Selected excerpt:
TensorFlow version in retrain.py

jkfran commented 1 year ago

Hello, I am entirely new to TensorFlow, but I am trying to run the retrain script, and it looks like this file is not coded for TensorFlow 2.7.2, which is the version specified in the requirements.txt.

This is the error that I am getting:

Traceback (most recent call last):
  File "retrain.py", line 1062, in <module>
    tf.app.run(main=main, argv=[sys.argv[0]] + unparsed)
AttributeError: module 'tensorflow' has no attribute 'app'

I was able to update the script using tf_upgrade_v2 (https://www.tensorflow.org/guide/migrate/upgrade) and run it, but this is the error that I am getting after doing that:

Looking for images in 'moon'
Looking for images in 'mars'
Looking for images in 'jupiter'
Looking for images in 'spiral'
Looking for images in 'uranus'
Looking for images in 'venus'
Looking for images in 'neptune'
Looking for images in 'earth'
Looking for images in 'mercury'
Looking for images in 'saturn'
Looking for images in 'asteroids'
Looking for images in 'elliptical'
100 bottleneck files created.
200 bottleneck files created.
300 bottleneck files created.
400 bottleneck files created.
500 bottleneck files created.
600 bottleneck files created.
700 bottleneck files created.
800 bottleneck files created.
900 bottleneck files created.

Data entries:
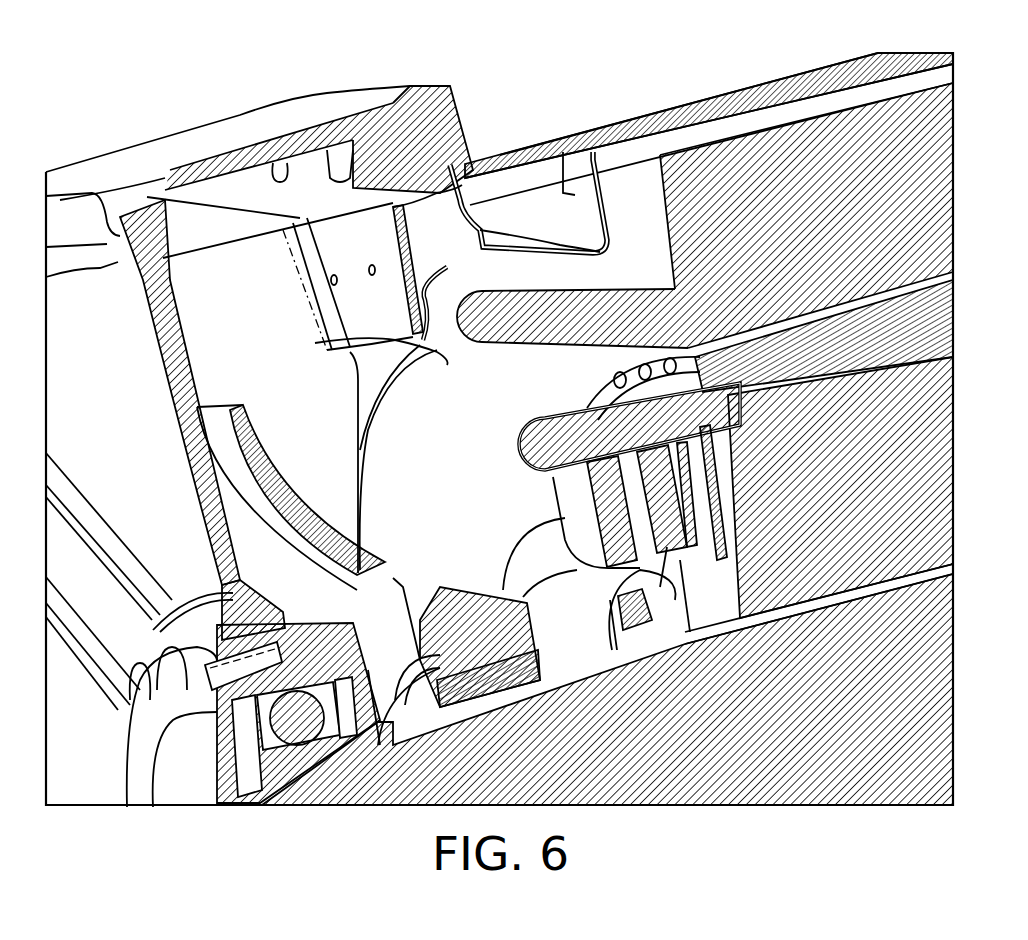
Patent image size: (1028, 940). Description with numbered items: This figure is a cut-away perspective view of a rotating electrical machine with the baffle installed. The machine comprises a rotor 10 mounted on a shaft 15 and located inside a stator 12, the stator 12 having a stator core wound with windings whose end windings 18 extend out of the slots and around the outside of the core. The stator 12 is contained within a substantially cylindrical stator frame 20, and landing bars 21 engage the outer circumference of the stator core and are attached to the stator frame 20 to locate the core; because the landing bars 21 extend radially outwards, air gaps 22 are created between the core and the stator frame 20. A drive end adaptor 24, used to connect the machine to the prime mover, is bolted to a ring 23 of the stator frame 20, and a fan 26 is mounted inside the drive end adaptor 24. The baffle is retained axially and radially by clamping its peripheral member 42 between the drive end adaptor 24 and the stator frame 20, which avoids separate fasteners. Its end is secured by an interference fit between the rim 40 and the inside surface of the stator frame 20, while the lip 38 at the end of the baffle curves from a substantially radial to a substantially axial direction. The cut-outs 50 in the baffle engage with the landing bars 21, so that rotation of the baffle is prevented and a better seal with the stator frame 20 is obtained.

The rotor 10 is at (955, 425).
The stator 12 is at (955, 179).
The shaft 15 is at (955, 680).
The end windings 18 is at (533, 347).
The stator frame 20 is at (783, 88).
The landing bars 21 is at (955, 58).
The air gaps 22 is at (955, 85).
The ring 23 is at (404, 85).
The drive end adaptor 24 is at (241, 116).
The fan 26 is at (350, 302).
The lip 38 is at (420, 348).
The rim 40 is at (592, 150).
The peripheral member 42 is at (393, 213).
The cut-outs 50 is at (557, 186).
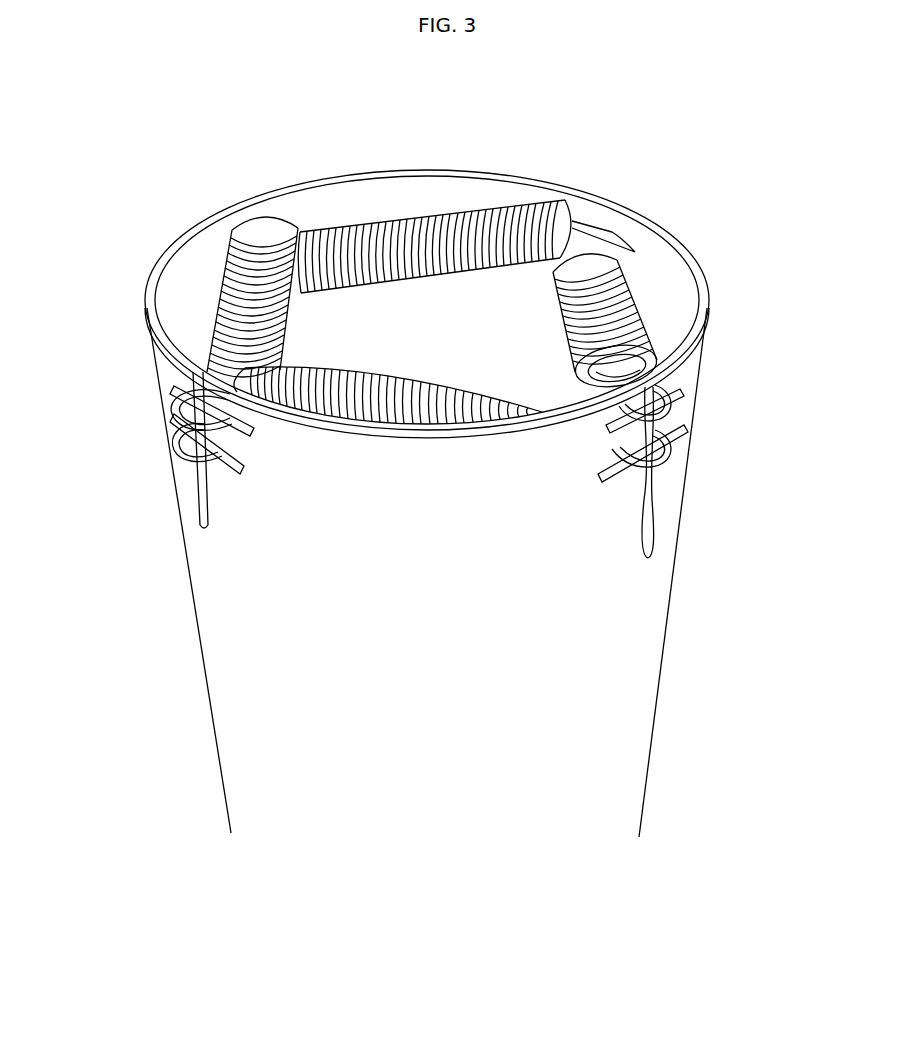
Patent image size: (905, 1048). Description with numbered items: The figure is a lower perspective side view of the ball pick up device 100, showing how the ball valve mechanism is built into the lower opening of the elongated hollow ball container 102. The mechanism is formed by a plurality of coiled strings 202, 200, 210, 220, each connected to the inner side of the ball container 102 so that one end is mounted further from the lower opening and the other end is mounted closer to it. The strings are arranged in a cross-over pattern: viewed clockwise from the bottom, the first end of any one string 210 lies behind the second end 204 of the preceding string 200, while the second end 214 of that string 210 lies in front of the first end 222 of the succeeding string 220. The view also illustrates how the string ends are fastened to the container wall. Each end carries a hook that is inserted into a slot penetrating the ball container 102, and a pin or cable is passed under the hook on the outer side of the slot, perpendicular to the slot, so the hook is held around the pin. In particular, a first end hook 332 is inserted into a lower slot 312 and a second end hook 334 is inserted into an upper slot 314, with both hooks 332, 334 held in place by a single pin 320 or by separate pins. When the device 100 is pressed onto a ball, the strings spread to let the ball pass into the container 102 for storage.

The ball pick up device 100 is at (118, 246).
The elongated hollow ball container 102 is at (213, 745).
The string 200 is at (634, 302).
The string 202 is at (402, 213).
The second end of preceding string 204 is at (592, 366).
The string 210 is at (410, 376).
The second end of string 214 is at (262, 378).
The string 220 is at (208, 297).
The first end of succeeding string 222 is at (203, 362).
The lower slot 312 is at (692, 432).
The upper slot 314 is at (680, 392).
The pin 320 is at (637, 515).
The first end hook 332 is at (665, 470).
The second end hook 334 is at (670, 412).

Short exercise 1: In the retrain.py thread, why does the poster conclude that the script does not work with the TensorFlow version they are using? Answer in one to three sentences.
Short exercise 2: Which tool did the poster in the retrain.py thread use to update the script before running it again?
Short exercise 3: Reproduce the part of the retrain.py thread starting with "jkfran commented 1" and going on through "in the requirements.txt.".

Response 1: Running retrain.py stopped at line 1062, the call tf.app.run, with the error "module 'tensorflow' has no attribute 'app'." The poster takes this to mean the script was not written for TensorFlow 2.7.2, the version listed in requirements.txt.

Response 2: tf_upgrade_v2.

Response 3:
jkfran commented 1 year ago

Hello, I am entirely new to TensorFlow, but I am trying to run the retrain script, and it looks like this file is not coded for TensorFlow 2.7.2, which is the version specified in the requirements.txt.